- **What is being asked**
Copy each line of the records that contains the word "dans".
— START Supplied information —
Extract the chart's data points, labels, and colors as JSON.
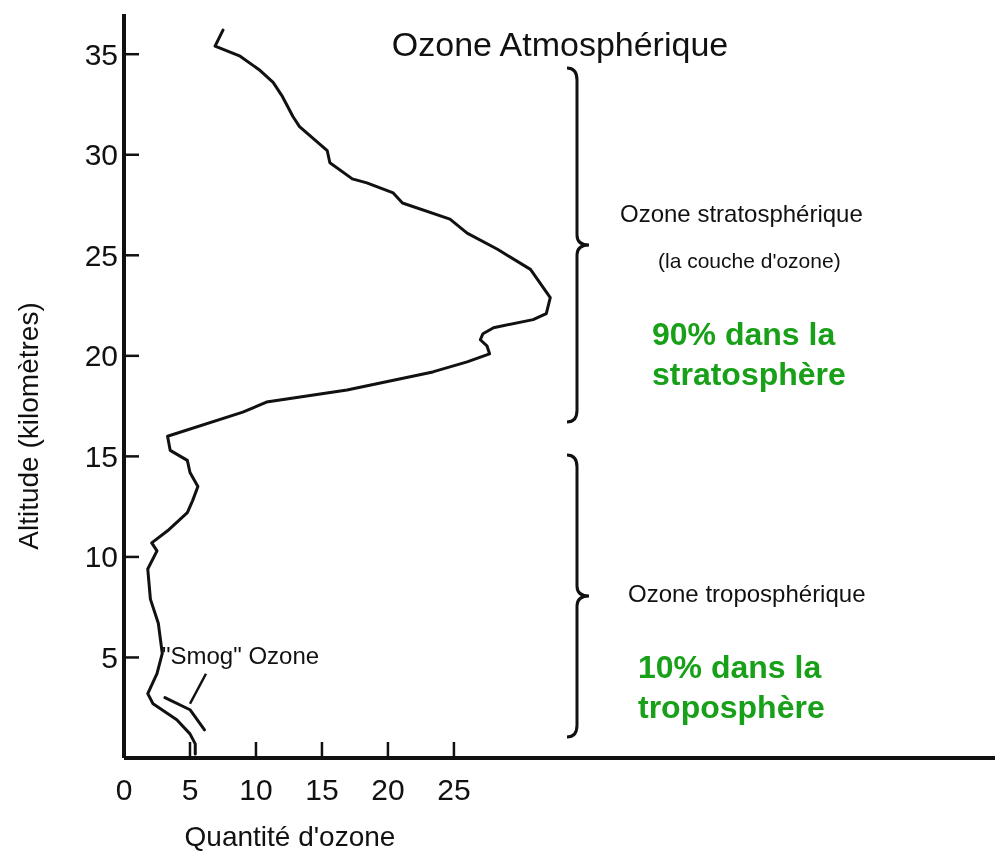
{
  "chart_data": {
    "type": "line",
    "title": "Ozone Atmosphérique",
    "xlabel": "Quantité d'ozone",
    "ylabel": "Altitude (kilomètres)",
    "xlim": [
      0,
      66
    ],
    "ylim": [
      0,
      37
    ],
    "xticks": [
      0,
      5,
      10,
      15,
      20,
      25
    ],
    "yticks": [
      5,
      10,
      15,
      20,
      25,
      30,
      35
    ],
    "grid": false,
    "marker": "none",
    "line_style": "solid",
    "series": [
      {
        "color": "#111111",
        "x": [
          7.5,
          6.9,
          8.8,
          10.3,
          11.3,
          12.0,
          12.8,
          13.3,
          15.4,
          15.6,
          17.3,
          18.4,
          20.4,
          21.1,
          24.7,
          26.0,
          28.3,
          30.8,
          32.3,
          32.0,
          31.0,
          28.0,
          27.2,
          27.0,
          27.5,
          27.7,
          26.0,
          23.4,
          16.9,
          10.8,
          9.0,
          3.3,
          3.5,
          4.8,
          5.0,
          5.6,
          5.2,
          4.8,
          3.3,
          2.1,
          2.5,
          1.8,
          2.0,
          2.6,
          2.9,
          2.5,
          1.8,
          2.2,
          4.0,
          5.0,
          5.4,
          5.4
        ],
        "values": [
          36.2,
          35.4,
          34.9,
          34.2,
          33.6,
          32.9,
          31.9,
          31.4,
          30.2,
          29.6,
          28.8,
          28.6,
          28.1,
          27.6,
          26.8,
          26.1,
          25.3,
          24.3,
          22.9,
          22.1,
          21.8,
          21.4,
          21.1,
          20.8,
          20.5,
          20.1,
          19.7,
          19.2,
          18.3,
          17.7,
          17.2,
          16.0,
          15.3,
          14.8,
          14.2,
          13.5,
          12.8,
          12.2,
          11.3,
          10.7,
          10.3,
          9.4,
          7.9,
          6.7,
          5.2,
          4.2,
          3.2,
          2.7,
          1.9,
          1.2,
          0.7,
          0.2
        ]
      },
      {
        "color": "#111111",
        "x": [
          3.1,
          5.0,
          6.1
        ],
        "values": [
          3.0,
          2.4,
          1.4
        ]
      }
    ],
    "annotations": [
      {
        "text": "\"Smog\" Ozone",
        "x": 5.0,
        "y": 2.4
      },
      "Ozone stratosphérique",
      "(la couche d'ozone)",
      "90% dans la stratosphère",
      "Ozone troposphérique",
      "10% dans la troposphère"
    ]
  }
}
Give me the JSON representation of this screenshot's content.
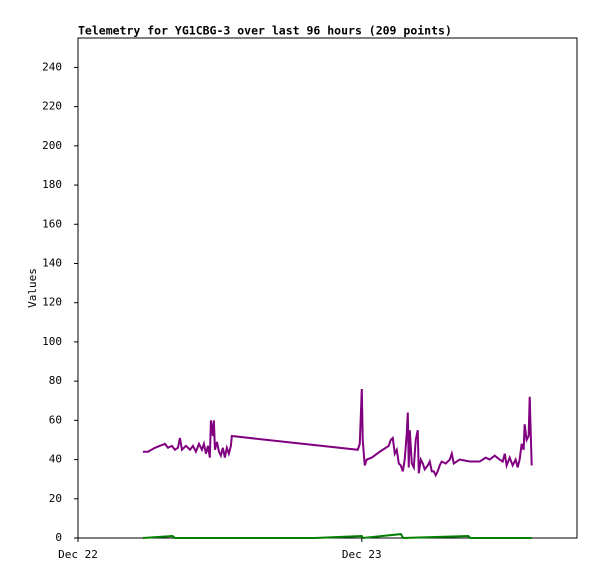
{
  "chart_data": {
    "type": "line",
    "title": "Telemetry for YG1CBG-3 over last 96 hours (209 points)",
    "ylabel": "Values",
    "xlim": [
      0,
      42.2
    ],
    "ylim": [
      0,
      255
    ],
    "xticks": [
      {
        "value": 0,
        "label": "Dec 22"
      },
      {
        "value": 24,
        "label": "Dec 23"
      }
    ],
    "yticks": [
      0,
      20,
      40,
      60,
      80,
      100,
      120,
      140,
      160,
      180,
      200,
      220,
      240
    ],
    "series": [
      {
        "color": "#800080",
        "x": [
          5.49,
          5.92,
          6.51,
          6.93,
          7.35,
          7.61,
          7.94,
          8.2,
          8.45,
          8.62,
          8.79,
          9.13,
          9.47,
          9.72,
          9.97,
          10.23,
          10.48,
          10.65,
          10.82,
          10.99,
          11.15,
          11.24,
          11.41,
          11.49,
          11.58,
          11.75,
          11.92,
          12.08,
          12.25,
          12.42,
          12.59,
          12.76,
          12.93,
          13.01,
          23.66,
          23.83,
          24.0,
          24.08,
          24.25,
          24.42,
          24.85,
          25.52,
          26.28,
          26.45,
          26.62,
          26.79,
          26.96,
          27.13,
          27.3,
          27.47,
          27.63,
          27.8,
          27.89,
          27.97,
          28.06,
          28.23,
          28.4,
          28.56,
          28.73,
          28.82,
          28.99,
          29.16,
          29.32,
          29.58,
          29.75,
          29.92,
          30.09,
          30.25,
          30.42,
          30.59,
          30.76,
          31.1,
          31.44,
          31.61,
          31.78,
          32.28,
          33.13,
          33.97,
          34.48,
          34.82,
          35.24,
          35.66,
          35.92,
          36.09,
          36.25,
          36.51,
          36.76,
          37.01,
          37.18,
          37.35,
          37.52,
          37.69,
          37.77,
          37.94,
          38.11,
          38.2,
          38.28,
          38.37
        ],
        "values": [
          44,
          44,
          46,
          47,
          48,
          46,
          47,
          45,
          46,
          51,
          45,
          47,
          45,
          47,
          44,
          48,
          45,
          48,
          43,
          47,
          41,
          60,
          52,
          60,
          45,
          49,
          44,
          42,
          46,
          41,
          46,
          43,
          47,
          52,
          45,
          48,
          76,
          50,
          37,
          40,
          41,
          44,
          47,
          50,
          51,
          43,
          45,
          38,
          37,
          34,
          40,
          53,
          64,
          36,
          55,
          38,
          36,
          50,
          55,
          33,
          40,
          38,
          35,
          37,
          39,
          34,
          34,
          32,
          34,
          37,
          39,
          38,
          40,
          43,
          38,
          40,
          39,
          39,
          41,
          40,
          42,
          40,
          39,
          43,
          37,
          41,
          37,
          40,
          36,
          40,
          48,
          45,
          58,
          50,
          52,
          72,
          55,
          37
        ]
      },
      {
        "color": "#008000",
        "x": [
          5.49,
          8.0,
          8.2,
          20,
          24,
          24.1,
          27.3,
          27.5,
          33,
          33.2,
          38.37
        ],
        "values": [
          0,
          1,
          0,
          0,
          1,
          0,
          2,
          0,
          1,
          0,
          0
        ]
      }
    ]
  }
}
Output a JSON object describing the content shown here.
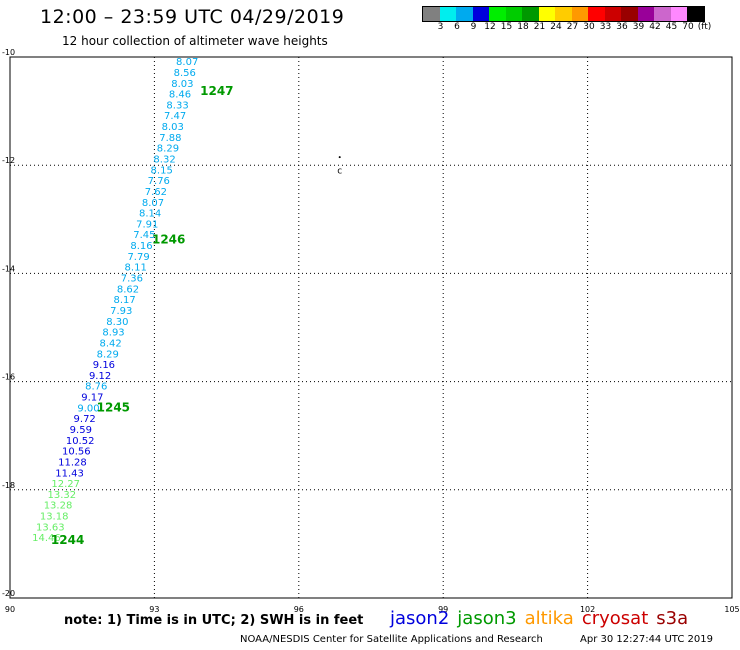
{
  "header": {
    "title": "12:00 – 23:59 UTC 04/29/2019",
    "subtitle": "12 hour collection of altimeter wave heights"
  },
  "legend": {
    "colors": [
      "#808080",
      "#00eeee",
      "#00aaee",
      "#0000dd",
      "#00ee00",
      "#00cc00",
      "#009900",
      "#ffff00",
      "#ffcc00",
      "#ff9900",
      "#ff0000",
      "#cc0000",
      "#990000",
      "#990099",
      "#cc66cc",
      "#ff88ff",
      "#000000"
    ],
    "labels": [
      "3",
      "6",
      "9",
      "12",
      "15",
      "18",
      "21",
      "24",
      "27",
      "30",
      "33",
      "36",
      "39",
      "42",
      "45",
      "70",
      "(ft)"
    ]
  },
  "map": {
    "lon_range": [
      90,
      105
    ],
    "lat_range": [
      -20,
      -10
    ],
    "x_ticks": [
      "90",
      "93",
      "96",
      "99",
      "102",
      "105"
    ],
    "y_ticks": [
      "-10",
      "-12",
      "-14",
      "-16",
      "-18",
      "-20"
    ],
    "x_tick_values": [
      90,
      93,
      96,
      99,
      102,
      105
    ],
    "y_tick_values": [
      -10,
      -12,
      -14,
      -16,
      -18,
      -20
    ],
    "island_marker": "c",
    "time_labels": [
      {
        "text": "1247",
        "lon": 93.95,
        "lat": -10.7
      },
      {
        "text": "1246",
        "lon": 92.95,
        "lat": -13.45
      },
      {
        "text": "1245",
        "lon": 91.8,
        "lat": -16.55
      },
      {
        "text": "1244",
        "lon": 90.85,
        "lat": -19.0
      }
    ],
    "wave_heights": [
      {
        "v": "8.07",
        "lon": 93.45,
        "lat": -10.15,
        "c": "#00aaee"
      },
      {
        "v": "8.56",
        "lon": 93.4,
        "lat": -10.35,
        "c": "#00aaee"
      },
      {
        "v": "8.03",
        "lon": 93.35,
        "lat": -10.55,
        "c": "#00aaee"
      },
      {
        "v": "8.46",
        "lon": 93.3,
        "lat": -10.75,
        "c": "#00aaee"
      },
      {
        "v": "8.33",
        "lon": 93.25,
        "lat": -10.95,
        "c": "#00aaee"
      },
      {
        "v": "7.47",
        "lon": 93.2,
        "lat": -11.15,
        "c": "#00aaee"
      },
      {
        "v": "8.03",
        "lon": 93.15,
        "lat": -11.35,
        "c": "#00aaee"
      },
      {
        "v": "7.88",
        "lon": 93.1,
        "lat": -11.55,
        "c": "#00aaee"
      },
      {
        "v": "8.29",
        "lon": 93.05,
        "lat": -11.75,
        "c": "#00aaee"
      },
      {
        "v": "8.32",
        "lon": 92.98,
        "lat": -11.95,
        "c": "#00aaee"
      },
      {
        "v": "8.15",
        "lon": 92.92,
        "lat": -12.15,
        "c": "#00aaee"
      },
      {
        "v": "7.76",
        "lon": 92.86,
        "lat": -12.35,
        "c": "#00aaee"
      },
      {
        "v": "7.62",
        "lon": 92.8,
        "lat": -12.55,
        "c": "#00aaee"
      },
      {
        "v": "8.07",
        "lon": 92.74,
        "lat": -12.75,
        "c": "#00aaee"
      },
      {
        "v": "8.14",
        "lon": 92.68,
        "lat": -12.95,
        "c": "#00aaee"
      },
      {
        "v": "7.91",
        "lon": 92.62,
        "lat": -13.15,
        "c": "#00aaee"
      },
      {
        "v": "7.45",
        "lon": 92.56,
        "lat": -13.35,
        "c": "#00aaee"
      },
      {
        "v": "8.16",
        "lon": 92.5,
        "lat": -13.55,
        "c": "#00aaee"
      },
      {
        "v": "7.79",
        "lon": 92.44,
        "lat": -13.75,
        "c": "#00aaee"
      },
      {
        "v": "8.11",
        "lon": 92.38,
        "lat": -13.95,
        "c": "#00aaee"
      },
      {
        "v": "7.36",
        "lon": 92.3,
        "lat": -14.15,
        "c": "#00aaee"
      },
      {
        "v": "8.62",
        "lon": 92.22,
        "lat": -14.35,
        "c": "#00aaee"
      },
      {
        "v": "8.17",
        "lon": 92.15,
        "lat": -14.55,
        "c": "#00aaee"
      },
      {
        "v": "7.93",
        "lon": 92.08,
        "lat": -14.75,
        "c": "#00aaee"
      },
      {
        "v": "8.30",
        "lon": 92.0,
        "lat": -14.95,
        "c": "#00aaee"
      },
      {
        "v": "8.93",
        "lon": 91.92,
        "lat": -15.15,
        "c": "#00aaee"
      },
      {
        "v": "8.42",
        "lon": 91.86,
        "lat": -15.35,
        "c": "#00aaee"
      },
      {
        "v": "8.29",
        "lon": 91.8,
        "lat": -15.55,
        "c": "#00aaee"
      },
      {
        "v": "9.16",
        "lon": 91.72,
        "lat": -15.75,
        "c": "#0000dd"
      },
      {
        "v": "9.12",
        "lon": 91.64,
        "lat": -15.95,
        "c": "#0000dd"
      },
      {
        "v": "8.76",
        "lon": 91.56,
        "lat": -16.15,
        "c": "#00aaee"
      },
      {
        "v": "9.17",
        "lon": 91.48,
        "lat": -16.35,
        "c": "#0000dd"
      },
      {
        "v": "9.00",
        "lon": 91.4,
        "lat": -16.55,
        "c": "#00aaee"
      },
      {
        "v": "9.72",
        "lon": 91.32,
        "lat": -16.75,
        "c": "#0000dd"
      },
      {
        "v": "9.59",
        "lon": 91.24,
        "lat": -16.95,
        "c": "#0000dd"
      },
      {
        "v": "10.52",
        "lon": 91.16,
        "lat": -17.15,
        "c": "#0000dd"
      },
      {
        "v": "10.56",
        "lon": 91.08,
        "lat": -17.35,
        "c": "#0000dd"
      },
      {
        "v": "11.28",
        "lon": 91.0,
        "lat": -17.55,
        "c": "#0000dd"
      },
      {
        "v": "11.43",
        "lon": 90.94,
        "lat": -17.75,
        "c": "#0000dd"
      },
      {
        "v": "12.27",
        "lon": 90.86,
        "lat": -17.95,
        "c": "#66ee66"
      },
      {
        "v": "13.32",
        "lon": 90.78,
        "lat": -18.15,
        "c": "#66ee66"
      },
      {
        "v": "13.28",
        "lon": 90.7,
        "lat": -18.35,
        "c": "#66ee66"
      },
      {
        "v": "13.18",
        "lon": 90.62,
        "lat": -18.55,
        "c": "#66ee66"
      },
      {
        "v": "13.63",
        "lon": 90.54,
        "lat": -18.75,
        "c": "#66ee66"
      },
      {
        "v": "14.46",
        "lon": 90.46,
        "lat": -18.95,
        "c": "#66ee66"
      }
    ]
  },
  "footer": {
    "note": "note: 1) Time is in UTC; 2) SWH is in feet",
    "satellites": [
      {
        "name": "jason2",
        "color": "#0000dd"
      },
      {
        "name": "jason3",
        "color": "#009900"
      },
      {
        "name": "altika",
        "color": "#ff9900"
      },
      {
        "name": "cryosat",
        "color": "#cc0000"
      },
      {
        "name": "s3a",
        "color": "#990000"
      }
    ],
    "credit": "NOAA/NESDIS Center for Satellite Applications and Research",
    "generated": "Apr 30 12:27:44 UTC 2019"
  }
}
— END Supplied information —
- **The output**
      "90% dans la stratosphère",
      "10% dans la troposphère"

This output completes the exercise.